- **Document passage**
------------
SGML

API Reference

Container and parsing/manipulation routines for properties representing SGML/WebSGML declaration options.

This module consists of the following parts:

  • transcription of the ISO 8879 SGML declaration grammar with Annex K overrides and additions into a regular grammar, using C preprocessor and POSIX regexp syntax for expansion into a regexp constant (sgmldecl-regexpes.js)

  • predicates and functions for syntax-checking a string containing a SGML declaration against above grammaer, and for matching/classifying against HTML/XML/SGML standard declaration syntax subgrammars

  • member fields representing (significant) SGML declaration properties; only those declaration properties are represented which can be meaningfully changed; SGML properties that can't be changed are hard-coded in (variants of) grammar rules

The functions initialize_from_arguments() unconditionally overrides any preexisting properties whereas initialize_defaults(), initialize_for_xml10(), initialize_from_decl() do so only if a respective property hasn't be set before.

The following preprocessor definitions influence code generation:

SGMLDECL_PARSING_SUPPORT : enables general support for SGML declaration parsing (rather than just declaration reference parsing)

XML_SGMLDECL_PARSING_SUPPORT : enable extra regexp checks for the SGML declaration for XML 1.0 (as of WebSGML Annex K); when this isn't defined, parsing will just check the "added requirements" portion of the SGML declaration for presence of "ISO 8870//NOTATION Extensible Markup Language (XML) 1.0//EN", and will enable fixed XML settings irrespective of whatever content the SGML declaration has otherwise on success, ie. other parts of the SGML declaration get ignored; this is switchable via a macro definition so that the excessively long regep matching the XML SGML declaration doesn't have to be split in smaller parts for mawk and other awks with regexp/automaton size limitations (as is done in parse() and generate_error_message() functions for the regexpes for general syntax and supportedness checks).

SGMLDECL_FEATURES_MINIMIZE_IMPLYDEF_ELEMENT_ANYOTHER : enable support of validation of amply-tagged documents without element declarations

Constructor

new Sgmldecl(errorhandler, locator)
------------
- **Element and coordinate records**
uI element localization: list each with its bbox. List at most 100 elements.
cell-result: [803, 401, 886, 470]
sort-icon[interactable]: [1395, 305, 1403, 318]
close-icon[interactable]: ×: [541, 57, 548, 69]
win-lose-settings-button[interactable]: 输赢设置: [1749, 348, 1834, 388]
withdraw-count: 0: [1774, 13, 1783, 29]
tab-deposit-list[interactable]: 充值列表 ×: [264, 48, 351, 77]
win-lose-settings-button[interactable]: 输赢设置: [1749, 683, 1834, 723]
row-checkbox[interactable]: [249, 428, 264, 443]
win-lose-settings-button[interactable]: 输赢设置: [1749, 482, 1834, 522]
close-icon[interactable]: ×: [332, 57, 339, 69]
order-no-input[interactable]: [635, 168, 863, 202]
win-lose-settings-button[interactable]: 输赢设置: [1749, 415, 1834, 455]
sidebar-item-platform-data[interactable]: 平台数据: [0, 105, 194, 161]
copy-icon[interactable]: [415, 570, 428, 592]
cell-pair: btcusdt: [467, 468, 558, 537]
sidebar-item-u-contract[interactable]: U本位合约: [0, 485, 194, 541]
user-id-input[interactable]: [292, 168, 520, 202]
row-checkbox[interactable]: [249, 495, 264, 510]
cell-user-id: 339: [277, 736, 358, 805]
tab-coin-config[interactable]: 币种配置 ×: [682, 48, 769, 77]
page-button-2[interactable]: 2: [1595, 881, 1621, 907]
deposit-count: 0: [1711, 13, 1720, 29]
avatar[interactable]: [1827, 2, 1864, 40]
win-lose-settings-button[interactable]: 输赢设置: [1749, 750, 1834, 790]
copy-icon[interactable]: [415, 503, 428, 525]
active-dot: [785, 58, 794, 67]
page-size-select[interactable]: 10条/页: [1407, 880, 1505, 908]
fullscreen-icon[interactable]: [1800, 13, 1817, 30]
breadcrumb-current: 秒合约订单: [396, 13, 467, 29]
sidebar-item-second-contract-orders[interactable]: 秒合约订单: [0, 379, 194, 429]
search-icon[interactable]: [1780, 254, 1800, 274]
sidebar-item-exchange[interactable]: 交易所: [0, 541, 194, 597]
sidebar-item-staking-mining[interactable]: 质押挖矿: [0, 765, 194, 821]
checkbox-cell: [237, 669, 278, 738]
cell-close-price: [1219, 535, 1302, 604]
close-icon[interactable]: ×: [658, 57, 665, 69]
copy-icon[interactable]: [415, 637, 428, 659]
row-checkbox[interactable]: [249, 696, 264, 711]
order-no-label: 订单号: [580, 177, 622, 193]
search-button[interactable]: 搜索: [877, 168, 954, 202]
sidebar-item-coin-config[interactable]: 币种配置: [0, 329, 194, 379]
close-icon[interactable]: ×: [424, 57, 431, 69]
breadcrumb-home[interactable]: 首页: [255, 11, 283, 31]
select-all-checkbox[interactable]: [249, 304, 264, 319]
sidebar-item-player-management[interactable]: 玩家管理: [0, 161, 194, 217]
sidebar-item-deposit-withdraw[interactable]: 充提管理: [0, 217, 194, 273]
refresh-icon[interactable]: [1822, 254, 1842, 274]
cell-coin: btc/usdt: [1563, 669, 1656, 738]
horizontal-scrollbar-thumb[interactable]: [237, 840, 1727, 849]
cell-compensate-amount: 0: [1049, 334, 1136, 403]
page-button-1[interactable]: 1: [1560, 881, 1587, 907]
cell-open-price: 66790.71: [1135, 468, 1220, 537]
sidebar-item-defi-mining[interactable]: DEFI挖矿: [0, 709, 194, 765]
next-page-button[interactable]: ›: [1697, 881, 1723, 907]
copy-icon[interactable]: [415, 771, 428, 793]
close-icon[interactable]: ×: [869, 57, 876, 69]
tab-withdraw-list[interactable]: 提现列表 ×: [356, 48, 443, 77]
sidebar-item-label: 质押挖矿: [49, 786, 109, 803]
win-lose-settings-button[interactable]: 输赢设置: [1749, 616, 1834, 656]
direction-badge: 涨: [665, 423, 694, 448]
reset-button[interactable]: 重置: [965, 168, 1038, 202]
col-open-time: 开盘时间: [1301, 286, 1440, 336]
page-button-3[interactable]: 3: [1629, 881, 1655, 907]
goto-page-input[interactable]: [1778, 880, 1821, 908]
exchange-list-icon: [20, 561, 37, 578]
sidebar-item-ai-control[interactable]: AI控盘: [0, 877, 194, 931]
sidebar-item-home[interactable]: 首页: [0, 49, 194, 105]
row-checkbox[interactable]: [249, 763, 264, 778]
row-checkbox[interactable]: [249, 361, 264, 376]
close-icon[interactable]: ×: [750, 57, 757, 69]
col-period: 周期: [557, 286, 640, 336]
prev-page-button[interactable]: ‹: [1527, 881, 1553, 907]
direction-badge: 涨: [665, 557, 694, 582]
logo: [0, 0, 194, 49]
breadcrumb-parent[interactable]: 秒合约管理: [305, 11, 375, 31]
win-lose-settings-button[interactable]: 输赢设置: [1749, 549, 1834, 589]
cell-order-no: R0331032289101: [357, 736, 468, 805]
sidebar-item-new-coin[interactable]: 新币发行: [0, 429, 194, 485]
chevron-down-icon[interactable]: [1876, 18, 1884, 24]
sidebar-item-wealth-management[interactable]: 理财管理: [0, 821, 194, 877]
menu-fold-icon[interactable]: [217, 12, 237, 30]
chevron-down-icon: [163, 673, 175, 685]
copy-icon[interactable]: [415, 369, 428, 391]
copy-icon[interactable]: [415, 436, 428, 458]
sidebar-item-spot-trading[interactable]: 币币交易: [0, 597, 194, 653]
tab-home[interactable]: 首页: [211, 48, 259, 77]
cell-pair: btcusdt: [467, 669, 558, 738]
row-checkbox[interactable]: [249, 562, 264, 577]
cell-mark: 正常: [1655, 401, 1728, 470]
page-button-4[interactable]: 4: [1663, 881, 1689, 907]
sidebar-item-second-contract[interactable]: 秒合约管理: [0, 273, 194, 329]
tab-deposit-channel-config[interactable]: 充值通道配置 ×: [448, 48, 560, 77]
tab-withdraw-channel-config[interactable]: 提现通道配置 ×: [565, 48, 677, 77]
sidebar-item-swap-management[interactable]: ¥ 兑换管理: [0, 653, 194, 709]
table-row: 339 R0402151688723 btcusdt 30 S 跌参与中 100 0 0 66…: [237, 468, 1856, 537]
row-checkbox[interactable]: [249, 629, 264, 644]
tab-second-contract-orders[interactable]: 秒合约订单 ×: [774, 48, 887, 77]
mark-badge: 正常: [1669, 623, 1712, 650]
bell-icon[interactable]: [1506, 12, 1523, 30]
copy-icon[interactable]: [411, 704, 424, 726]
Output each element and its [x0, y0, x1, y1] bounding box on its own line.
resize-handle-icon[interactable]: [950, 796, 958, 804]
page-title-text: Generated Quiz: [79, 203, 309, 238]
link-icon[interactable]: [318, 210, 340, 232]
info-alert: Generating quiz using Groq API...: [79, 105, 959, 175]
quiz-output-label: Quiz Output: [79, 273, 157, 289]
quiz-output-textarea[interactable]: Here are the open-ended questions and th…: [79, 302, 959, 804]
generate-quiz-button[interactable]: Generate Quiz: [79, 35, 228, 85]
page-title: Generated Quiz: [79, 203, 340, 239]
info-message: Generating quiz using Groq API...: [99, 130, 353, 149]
------------
- **Task instructions**
a) Print the passage of the SGML API reference starting at "SGMLDECL_FEATURES_MINIMIZE_IMPLYDEF_ELEMENT_ANYOTHER : enable" and ending at "new Sgmldecl(errorhandler, locator)".
b) Carry on the SGML API reference from the point where it stops.
The lines are a separate body of material, unrelated to the SGML API reference.

- **Task answers**
a)
SGMLDECL_FEATURES_MINIMIZE_IMPLYDEF_ELEMENT_ANYOTHER : enable support of validation of amply-tagged documents without element declarations

Constructor

new Sgmldecl(errorhandler, locator)

b)
Parameters

Name Type Description
errorhandler Errorhandler
locator Locator

Name Description
added_requirement_public_ids Contains zero or more public identifiers representing "added requirements" as per ISO 8879 Annex K.
features_minimize_emptynrm WebSGML EMPTYNRM option allowing EMPTY elements to have end-tags.
features_minimize_implydef_attlist Contains WebSGML's option value related to whether attributes can be implied.
features_minimize_implydef_doctype Contains WebSGML's option value related to whether doctypes can be implied.
features_minimize_implydef_element Contains WebSGML's option value related to whether elements can be implied.
features_minimize_implydef_element_anyother Contains WebSGML's option value related to whether implied elements can be directly nested.
features_minimize_implydef_entity Contains WebSGML's option value related to whether references to undeclared entities can be implied as system-specific entities.
features_minimize_omittag Contains whether tag omission support is enabled.
features_minimize_rank Contains whether the RANK feature is enabled.
features_minimize_shorttag_attrib_default Contains whether attributes with default values may be omitted (YES/NO).
features_minimize_shorttag_attrib_omitname Contains whether attributes may be omitted if the value token is a unique token value among the token lists (enumerations) of all declared attributes (YES/NO).
features_minimize_shorttag_attrib_values Contains whether attribute values must be placed in (single or double quotes) (NO) or quotes around attribute values may be omitted (YES) (for certain attribute types).
features_minimize_shorttag_starttag_netenabl WebSGML NETENABL option controlling which element instances may have null-end tags.
features_other_formal Contains the option value to SGML's FEATURES OTHER FORMAL clause to control that public identifiers must be FPIs (or URNs if feature_other_urn is set).
features_other_keeprsre Contains the option value to the WebSGML FEATURES OTHER KEEPRSRE clause to control that trailing and leading whitespace shouldn't be ignored in mixed content.
features_other_urn Contains the option value to WebSGML's FEATURES OTHER URN clause to control that public identifiers must be formal public identifiers (or FPIs if feature_other_formal is set).
features_other_validity Contains the option value to the WebSGML `FEATURES VALIDITY` clause.
predefined_entity_replacement_text Maps predefined character entities to numerical character references.
public_declaration_reference Contains a WebSGML declaration reference public identifier, if any, supplied instead of a SGML declaration body.
syntax_namecase_entity Contains whether names of entities should be converted to uppercase (if YES).
syntax_namecase_general Contains whether names of elements, attributes should be converted to uppercase (if YES).

Name Description
initialize_defaults Populates settings from defaults unless already set.
initialize_for_html Sets sgmldecl features suitable for HTML (HTML5).
initialize_for_markdown Sets sgmldecl features suitable for when the markdown public declaration reference has been used in SGML declaration.
initialize_for_markdown_without_validation Sets sgmldecl features suitable for when markdown is implied by file name suffix.
initialize_for_xml10 Sets values for sgmldecl_ vars suited for XML 1.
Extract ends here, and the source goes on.